[WHAT NEEDS TO BE DONE] Identify each line below containing the string "with" and copy it.

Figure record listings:
>>>

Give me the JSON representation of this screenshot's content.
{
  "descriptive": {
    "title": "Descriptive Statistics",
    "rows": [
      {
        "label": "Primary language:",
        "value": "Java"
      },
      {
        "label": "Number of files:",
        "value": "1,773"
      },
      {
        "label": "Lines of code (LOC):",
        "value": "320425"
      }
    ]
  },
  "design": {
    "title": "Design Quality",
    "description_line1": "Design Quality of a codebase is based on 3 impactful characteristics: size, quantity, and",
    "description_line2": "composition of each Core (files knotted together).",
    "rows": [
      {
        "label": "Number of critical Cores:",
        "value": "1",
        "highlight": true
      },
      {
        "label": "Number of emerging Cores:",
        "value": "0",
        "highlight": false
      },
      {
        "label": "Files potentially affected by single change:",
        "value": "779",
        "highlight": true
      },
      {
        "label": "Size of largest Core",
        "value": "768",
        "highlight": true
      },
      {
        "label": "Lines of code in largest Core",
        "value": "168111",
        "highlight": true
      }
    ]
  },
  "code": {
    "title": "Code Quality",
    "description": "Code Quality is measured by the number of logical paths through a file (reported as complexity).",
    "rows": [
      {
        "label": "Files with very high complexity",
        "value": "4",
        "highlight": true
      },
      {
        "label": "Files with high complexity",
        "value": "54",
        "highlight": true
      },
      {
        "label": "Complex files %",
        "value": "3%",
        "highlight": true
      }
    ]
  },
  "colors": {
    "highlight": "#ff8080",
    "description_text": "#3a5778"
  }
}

<<<

[FINISHED ANSWER]
        "label": "Files with very high complexity",
        "label": "Files with high complexity",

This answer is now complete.